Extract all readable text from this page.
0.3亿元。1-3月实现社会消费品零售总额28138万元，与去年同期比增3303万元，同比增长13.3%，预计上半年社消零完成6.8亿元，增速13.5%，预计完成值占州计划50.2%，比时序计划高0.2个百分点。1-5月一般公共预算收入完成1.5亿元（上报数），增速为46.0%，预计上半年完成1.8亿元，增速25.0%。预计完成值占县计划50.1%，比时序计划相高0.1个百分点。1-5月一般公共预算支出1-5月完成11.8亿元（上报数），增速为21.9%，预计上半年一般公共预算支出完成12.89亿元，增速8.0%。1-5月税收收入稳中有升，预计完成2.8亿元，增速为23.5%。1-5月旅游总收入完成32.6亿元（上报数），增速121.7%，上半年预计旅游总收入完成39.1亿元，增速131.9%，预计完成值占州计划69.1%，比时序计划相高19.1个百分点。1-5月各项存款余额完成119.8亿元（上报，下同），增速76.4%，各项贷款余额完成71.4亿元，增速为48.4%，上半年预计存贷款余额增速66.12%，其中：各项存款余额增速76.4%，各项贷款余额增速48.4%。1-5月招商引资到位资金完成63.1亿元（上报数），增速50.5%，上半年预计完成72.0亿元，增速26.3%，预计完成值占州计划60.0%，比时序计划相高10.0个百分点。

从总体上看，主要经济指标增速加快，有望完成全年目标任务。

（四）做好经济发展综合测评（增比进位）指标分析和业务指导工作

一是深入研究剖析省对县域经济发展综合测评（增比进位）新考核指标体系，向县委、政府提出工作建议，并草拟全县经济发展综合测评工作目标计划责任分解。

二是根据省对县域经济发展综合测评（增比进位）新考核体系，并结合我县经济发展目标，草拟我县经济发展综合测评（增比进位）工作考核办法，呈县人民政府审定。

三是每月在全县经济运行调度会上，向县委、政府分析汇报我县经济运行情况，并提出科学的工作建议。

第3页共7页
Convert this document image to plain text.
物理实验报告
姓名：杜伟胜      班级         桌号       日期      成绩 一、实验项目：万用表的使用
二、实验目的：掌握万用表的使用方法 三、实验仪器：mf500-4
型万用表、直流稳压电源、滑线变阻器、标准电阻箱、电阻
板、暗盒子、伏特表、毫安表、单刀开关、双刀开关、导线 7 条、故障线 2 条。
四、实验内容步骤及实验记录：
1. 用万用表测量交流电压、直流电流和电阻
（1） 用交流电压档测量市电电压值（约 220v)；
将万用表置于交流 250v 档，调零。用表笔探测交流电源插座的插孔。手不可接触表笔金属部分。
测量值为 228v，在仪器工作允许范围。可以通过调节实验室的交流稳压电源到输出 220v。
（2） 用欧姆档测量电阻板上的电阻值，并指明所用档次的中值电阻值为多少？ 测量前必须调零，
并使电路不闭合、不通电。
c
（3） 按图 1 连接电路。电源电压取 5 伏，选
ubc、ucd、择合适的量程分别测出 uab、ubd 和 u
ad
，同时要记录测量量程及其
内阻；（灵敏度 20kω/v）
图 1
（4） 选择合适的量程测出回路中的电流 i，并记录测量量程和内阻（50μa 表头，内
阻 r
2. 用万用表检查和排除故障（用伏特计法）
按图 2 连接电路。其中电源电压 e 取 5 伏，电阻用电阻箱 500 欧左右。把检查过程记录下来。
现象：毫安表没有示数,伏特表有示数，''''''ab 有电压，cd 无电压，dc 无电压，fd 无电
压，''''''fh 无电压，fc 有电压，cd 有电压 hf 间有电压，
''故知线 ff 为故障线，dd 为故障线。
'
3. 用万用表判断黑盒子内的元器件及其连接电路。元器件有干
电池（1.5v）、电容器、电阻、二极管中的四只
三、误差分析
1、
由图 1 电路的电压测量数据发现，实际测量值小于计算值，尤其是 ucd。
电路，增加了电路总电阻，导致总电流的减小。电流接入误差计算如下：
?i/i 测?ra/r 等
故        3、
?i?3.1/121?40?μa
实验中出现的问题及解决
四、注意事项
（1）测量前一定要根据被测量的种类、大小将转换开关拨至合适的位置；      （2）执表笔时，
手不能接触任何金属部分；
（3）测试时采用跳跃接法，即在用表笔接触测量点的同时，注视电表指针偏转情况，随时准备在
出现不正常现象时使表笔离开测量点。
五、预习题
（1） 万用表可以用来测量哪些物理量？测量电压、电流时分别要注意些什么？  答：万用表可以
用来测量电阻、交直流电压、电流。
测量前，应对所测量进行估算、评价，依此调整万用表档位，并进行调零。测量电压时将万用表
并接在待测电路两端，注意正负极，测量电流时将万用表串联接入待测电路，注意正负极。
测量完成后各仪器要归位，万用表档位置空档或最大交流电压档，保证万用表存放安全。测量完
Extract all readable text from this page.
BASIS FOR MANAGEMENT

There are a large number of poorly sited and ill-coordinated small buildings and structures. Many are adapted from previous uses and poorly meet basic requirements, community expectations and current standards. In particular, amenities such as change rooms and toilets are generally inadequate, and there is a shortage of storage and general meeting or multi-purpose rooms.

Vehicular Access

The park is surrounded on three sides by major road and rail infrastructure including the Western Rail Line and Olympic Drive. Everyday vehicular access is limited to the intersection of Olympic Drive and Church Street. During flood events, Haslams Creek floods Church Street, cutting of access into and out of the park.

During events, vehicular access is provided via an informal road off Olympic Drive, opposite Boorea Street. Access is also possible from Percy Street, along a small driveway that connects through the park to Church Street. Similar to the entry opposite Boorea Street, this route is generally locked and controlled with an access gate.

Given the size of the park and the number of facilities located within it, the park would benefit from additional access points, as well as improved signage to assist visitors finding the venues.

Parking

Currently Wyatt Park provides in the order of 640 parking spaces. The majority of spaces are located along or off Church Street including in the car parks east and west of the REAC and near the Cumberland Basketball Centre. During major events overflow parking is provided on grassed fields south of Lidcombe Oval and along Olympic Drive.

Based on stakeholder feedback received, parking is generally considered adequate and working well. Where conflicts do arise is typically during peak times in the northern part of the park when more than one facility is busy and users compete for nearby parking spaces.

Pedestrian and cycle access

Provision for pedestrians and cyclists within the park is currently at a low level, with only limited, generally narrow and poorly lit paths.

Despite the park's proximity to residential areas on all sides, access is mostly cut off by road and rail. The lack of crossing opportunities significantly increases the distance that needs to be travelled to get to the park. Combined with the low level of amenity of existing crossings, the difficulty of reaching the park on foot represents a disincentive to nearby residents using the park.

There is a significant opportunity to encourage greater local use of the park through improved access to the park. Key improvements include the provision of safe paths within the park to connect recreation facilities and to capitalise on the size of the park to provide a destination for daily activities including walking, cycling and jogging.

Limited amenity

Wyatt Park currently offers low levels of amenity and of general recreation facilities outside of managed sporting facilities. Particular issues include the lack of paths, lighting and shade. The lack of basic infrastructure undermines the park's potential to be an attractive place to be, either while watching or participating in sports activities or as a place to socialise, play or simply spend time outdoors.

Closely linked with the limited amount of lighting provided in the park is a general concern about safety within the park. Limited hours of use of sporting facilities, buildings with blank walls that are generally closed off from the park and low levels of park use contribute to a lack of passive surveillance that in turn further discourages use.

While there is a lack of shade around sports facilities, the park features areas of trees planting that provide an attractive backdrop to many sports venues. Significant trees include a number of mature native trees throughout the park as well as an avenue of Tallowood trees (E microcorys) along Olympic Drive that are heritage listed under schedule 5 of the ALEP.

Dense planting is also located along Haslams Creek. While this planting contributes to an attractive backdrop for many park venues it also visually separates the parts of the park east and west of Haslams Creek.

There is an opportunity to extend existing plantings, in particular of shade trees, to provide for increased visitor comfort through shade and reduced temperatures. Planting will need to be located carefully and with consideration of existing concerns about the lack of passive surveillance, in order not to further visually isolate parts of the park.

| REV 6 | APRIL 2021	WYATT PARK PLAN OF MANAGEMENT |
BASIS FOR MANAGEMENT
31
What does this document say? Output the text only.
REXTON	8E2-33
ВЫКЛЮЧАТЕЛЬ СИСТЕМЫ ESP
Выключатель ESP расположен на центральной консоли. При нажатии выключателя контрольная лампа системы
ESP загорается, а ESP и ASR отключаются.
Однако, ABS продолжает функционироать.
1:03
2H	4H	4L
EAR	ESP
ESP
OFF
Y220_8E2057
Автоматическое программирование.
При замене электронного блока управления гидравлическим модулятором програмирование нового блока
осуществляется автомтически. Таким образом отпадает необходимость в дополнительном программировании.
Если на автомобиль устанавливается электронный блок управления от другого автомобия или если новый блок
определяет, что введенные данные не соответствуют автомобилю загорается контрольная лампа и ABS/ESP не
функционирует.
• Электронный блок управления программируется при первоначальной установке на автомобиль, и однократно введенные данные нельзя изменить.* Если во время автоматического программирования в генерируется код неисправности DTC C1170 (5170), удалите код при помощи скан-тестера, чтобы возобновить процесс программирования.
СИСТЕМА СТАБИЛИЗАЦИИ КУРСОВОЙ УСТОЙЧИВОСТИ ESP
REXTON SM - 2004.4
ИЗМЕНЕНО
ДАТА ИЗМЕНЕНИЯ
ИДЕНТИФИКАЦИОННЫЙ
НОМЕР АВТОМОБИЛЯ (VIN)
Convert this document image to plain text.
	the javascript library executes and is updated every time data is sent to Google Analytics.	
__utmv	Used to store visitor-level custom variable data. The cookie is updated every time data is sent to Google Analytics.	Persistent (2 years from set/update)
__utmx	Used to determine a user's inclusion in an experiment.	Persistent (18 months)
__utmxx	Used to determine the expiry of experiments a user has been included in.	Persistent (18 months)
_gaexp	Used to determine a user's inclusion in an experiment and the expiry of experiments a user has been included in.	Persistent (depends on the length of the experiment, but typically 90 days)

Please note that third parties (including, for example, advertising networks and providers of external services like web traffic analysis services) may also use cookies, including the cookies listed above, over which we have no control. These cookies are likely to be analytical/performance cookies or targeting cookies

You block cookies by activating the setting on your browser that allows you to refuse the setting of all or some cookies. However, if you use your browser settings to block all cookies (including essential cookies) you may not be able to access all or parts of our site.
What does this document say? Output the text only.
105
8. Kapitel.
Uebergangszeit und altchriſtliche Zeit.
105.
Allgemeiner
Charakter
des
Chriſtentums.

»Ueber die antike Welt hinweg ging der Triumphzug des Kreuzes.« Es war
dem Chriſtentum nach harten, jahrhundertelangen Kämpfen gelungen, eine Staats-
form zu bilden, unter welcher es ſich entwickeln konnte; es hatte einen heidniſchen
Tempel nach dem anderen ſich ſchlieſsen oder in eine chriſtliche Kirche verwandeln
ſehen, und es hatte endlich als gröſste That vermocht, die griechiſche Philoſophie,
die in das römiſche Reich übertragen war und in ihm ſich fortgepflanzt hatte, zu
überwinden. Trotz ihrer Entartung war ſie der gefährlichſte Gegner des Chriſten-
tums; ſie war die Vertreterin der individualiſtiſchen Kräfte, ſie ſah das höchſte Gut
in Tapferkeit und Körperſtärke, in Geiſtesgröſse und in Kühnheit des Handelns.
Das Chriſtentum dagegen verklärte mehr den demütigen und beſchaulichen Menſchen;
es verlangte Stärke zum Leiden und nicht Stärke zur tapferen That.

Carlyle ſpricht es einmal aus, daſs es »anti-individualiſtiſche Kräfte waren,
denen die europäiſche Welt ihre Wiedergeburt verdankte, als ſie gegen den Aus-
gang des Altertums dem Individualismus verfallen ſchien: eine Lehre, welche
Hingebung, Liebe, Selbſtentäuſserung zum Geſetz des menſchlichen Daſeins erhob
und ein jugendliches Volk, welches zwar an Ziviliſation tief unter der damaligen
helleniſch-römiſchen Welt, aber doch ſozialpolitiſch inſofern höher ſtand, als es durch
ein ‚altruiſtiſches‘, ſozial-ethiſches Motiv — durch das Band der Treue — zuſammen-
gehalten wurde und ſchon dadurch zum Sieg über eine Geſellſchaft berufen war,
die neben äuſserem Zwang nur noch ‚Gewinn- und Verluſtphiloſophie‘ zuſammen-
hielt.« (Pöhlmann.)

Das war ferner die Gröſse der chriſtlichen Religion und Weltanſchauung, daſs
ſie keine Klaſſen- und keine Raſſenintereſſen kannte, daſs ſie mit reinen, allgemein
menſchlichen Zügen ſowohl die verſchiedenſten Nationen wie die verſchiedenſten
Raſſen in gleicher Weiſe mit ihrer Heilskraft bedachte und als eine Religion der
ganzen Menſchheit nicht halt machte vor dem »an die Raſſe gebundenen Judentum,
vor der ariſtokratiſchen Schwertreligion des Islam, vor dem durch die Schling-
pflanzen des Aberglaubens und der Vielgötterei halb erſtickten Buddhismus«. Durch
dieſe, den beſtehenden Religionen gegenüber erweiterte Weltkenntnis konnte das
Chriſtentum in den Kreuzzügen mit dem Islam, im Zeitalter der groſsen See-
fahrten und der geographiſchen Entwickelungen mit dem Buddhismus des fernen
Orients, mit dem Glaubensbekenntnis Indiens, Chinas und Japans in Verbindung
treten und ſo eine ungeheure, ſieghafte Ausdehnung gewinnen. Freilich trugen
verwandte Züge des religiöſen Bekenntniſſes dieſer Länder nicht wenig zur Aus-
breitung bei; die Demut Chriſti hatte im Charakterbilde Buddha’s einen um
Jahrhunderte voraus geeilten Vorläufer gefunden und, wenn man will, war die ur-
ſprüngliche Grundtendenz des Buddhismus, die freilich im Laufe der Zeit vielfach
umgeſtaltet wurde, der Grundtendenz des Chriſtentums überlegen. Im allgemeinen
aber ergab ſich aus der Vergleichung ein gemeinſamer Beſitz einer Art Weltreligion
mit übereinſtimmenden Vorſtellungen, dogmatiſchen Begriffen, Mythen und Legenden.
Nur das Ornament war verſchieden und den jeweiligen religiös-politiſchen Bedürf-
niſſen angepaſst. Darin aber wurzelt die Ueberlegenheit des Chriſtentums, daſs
####
__Given request__.
How many lines in the data contain the string "unter"? Respond with the number only.

__Solution for this task__.
2